Work to do:
Work through the listing below and count the lines that hold "right". Answer with the number alone.
= = = =
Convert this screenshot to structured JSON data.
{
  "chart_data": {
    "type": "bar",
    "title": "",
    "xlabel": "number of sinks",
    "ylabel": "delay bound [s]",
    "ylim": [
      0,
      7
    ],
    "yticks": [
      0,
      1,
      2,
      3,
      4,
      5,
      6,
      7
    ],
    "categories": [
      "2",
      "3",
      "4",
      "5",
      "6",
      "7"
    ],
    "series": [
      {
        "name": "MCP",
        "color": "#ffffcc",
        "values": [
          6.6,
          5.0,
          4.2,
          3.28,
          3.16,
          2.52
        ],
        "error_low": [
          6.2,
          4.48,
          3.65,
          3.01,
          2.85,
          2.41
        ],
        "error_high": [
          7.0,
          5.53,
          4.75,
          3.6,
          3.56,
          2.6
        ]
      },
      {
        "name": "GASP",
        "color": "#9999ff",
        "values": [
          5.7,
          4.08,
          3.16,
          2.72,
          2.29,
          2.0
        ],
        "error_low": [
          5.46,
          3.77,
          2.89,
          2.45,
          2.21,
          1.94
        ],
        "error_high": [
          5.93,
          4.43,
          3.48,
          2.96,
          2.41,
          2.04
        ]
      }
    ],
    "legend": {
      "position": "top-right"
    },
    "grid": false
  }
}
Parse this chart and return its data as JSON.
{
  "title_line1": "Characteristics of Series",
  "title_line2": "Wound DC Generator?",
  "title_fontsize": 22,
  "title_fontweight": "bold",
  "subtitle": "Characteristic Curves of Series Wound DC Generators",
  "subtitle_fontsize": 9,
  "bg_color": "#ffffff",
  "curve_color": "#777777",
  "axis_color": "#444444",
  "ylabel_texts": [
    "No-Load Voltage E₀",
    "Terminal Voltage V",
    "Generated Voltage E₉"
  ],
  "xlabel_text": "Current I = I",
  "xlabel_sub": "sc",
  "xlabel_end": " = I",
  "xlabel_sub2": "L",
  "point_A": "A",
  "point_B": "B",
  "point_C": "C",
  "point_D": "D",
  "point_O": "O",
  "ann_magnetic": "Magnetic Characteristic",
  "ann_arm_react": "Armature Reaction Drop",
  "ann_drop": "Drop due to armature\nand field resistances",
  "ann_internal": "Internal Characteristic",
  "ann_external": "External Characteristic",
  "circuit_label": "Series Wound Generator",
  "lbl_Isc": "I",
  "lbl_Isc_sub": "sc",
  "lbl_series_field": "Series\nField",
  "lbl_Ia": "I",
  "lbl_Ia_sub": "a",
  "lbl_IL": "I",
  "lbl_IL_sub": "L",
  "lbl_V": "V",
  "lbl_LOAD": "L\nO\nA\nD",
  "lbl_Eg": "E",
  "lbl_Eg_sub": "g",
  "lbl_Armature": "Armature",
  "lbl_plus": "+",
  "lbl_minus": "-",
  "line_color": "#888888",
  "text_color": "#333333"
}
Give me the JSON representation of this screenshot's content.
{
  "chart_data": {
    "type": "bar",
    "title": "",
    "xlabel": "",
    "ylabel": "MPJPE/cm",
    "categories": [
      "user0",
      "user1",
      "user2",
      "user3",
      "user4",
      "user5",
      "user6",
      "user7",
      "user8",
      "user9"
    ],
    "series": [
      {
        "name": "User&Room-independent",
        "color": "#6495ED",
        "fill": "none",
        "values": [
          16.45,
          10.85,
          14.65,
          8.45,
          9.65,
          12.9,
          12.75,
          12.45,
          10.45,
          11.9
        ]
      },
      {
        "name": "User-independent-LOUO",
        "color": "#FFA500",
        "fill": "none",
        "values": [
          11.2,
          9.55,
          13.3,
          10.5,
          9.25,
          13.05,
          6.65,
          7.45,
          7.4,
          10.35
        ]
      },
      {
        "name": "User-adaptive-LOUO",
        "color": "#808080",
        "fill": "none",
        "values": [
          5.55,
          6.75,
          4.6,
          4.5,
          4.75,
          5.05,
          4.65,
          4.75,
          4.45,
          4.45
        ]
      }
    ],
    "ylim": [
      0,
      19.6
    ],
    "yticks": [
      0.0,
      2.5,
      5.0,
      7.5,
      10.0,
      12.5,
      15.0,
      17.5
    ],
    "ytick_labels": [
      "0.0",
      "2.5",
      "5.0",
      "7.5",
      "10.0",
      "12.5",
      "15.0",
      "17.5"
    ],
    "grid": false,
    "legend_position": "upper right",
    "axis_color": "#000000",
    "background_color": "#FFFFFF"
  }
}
= = = =
Complete answer:
2